Any picture among the records should be left out, please; retype the rest exactly.

+ + + + +

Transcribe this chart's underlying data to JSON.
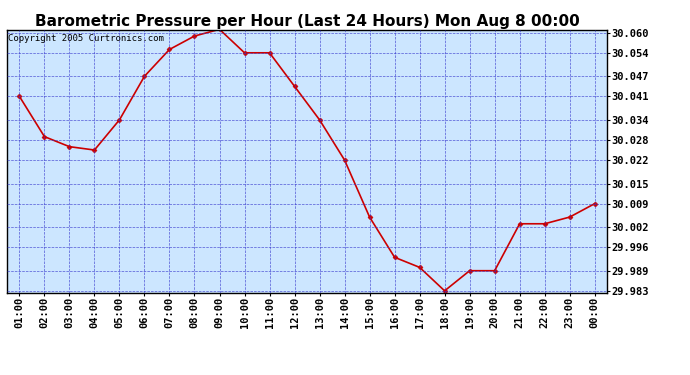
{
  "title": "Barometric Pressure per Hour (Last 24 Hours) Mon Aug 8 00:00",
  "copyright": "Copyright 2005 Curtronics.com",
  "x_labels": [
    "01:00",
    "02:00",
    "03:00",
    "04:00",
    "05:00",
    "06:00",
    "07:00",
    "08:00",
    "09:00",
    "10:00",
    "11:00",
    "12:00",
    "13:00",
    "14:00",
    "15:00",
    "16:00",
    "17:00",
    "18:00",
    "19:00",
    "20:00",
    "21:00",
    "22:00",
    "23:00",
    "00:00"
  ],
  "y_values": [
    30.041,
    30.029,
    30.026,
    30.025,
    30.034,
    30.047,
    30.055,
    30.059,
    30.061,
    30.054,
    30.054,
    30.044,
    30.034,
    30.022,
    30.005,
    29.993,
    29.99,
    29.983,
    29.989,
    29.989,
    30.003,
    30.003,
    30.005,
    30.009
  ],
  "ylim_min": 29.9825,
  "ylim_max": 30.0608,
  "yticks": [
    30.06,
    30.054,
    30.047,
    30.041,
    30.034,
    30.028,
    30.022,
    30.015,
    30.009,
    30.002,
    29.996,
    29.989,
    29.983
  ],
  "line_color": "#cc0000",
  "marker": "D",
  "marker_size": 2.5,
  "plot_bg": "#cce6ff",
  "grid_color": "#3333cc",
  "title_fontsize": 11,
  "tick_fontsize": 7.5,
  "copyright_fontsize": 6.5
}
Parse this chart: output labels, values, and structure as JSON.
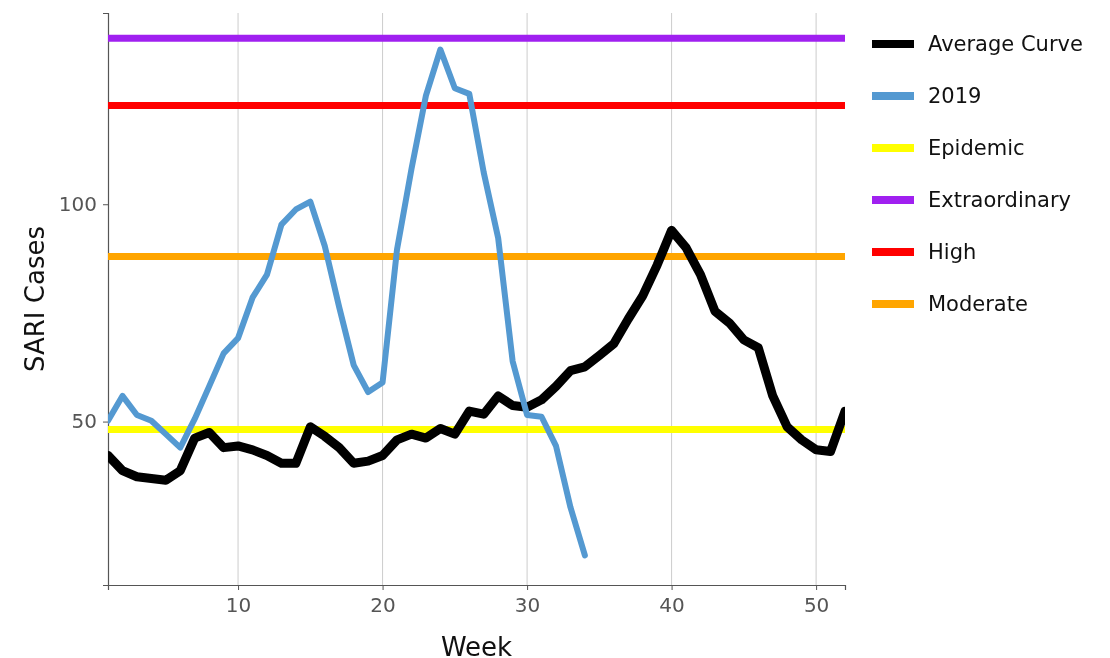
{
  "chart_data": {
    "type": "line",
    "xlabel": "Week",
    "ylabel": "SARI Cases",
    "x": [
      1,
      2,
      3,
      4,
      5,
      6,
      7,
      8,
      9,
      10,
      11,
      12,
      13,
      14,
      15,
      16,
      17,
      18,
      19,
      20,
      21,
      22,
      23,
      24,
      25,
      26,
      27,
      28,
      29,
      30,
      31,
      32,
      33,
      34,
      35,
      36,
      37,
      38,
      39,
      40,
      41,
      42,
      43,
      44,
      45,
      46,
      47,
      48,
      49,
      50,
      51,
      52
    ],
    "series": [
      {
        "name": "Average Curve",
        "color": "#000000",
        "values": [
          42.2,
          38.7,
          37.3,
          36.9,
          36.5,
          38.7,
          46.2,
          47.5,
          44.0,
          44.4,
          43.5,
          42.2,
          40.4,
          40.4,
          48.8,
          46.6,
          44.0,
          40.4,
          40.9,
          42.2,
          45.8,
          47.1,
          46.2,
          48.4,
          47.1,
          52.4,
          51.7,
          55.9,
          53.7,
          53.3,
          55.0,
          58.1,
          61.7,
          62.6,
          65.2,
          67.9,
          73.6,
          78.9,
          86.0,
          94.0,
          90.0,
          83.8,
          75.4,
          72.7,
          68.8,
          67.0,
          55.9,
          48.8,
          45.8,
          43.5,
          43.1,
          52.4
        ]
      },
      {
        "name": "2019",
        "color": "#5499d1",
        "values": [
          50.2,
          55.9,
          51.5,
          50.2,
          47.1,
          44.0,
          50.6,
          58.1,
          65.7,
          69.2,
          78.5,
          83.8,
          95.3,
          98.8,
          100.6,
          90.4,
          76.3,
          63.0,
          56.8,
          59.0,
          89.6,
          108.1,
          125.0,
          135.6,
          126.7,
          125.4,
          107.3,
          92.2,
          63.9,
          51.5,
          51.1,
          44.4,
          30.3,
          19.2,
          null,
          null,
          null,
          null,
          null,
          null,
          null,
          null,
          null,
          null,
          null,
          null,
          null,
          null,
          null,
          null,
          null,
          null
        ]
      }
    ],
    "ref_lines": [
      {
        "axis": "y",
        "value": 48.2,
        "label": "Epidemic",
        "color": "#ffff00"
      },
      {
        "axis": "y",
        "value": 138.2,
        "label": "Extraordinary",
        "color": "#a020f0"
      },
      {
        "axis": "y",
        "value": 122.7,
        "label": "High",
        "color": "#ff0000"
      },
      {
        "axis": "y",
        "value": 88.0,
        "label": "Moderate",
        "color": "#ffa500"
      }
    ],
    "xlim": [
      1,
      52
    ],
    "xticks": [
      10,
      20,
      30,
      40,
      50
    ],
    "ylim": [
      12.4,
      144
    ],
    "yticks": [
      50,
      100
    ],
    "grid": "x",
    "legend": "right",
    "marker": "none",
    "line_style": "solid"
  }
}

+ + + + +

> **TASK RESPONSE**
Transcribe this chart's underlying data to JSON.
{
  "title": "Barometric Pressure per Hour (Last 24 Hours) Mon Aug 8 00:00",
  "copyright": "Copyright 2005 Curtronics.com",
  "x_labels": [
    "01:00",
    "02:00",
    "03:00",
    "04:00",
    "05:00",
    "06:00",
    "07:00",
    "08:00",
    "09:00",
    "10:00",
    "11:00",
    "12:00",
    "13:00",
    "14:00",
    "15:00",
    "16:00",
    "17:00",
    "18:00",
    "19:00",
    "20:00",
    "21:00",
    "22:00",
    "23:00",
    "00:00"
  ],
  "y_values": [
    30.041,
    30.029,
    30.026,
    30.025,
    30.034,
    30.047,
    30.055,
    30.059,
    30.061,
    30.054,
    30.054,
    30.044,
    30.034,
    30.022,
    30.005,
    29.993,
    29.99,
    29.983,
    29.989,
    29.989,
    30.003,
    30.003,
    30.005,
    30.009
  ],
  "ylim_min": 29.9825,
  "ylim_max": 30.0608,
  "yticks": [
    30.06,
    30.054,
    30.047,
    30.041,
    30.034,
    30.028,
    30.022,
    30.015,
    30.009,
    30.002,
    29.996,
    29.989,
    29.983
  ],
  "line_color": "#cc0000",
  "marker": "D",
  "marker_size": 2.5,
  "plot_bg": "#cce6ff",
  "grid_color": "#3333cc",
  "title_fontsize": 11,
  "tick_fontsize": 7.5,
  "copyright_fontsize": 6.5
}
Parse this chart: output labels, values, and structure as JSON.
{
  "chart_data": {
    "type": "line",
    "xlabel": "Week",
    "ylabel": "SARI Cases",
    "x": [
      1,
      2,
      3,
      4,
      5,
      6,
      7,
      8,
      9,
      10,
      11,
      12,
      13,
      14,
      15,
      16,
      17,
      18,
      19,
      20,
      21,
      22,
      23,
      24,
      25,
      26,
      27,
      28,
      29,
      30,
      31,
      32,
      33,
      34,
      35,
      36,
      37,
      38,
      39,
      40,
      41,
      42,
      43,
      44,
      45,
      46,
      47,
      48,
      49,
      50,
      51,
      52
    ],
    "series": [
      {
        "name": "Average Curve",
        "color": "#000000",
        "values": [
          42.2,
          38.7,
          37.3,
          36.9,
          36.5,
          38.7,
          46.2,
          47.5,
          44.0,
          44.4,
          43.5,
          42.2,
          40.4,
          40.4,
          48.8,
          46.6,
          44.0,
          40.4,
          40.9,
          42.2,
          45.8,
          47.1,
          46.2,
          48.4,
          47.1,
          52.4,
          51.7,
          55.9,
          53.7,
          53.3,
          55.0,
          58.1,
          61.7,
          62.6,
          65.2,
          67.9,
          73.6,
          78.9,
          86.0,
          94.0,
          90.0,
          83.8,
          75.4,
          72.7,
          68.8,
          67.0,
          55.9,
          48.8,
          45.8,
          43.5,
          43.1,
          52.4
        ]
      },
      {
        "name": "2019",
        "color": "#5499d1",
        "values": [
          50.2,
          55.9,
          51.5,
          50.2,
          47.1,
          44.0,
          50.6,
          58.1,
          65.7,
          69.2,
          78.5,
          83.8,
          95.3,
          98.8,
          100.6,
          90.4,
          76.3,
          63.0,
          56.8,
          59.0,
          89.6,
          108.1,
          125.0,
          135.6,
          126.7,
          125.4,
          107.3,
          92.2,
          63.9,
          51.5,
          51.1,
          44.4,
          30.3,
          19.2,
          null,
          null,
          null,
          null,
          null,
          null,
          null,
          null,
          null,
          null,
          null,
          null,
          null,
          null,
          null,
          null,
          null,
          null
        ]
      }
    ],
    "ref_lines": [
      {
        "axis": "y",
        "value": 48.2,
        "label": "Epidemic",
        "color": "#ffff00"
      },
      {
        "axis": "y",
        "value": 138.2,
        "label": "Extraordinary",
        "color": "#a020f0"
      },
      {
        "axis": "y",
        "value": 122.7,
        "label": "High",
        "color": "#ff0000"
      },
      {
        "axis": "y",
        "value": 88.0,
        "label": "Moderate",
        "color": "#ffa500"
      }
    ],
    "xlim": [
      1,
      52
    ],
    "xticks": [
      10,
      20,
      30,
      40,
      50
    ],
    "ylim": [
      12.4,
      144
    ],
    "yticks": [
      50,
      100
    ],
    "grid": "x",
    "legend": "right",
    "marker": "none",
    "line_style": "solid"
  }
}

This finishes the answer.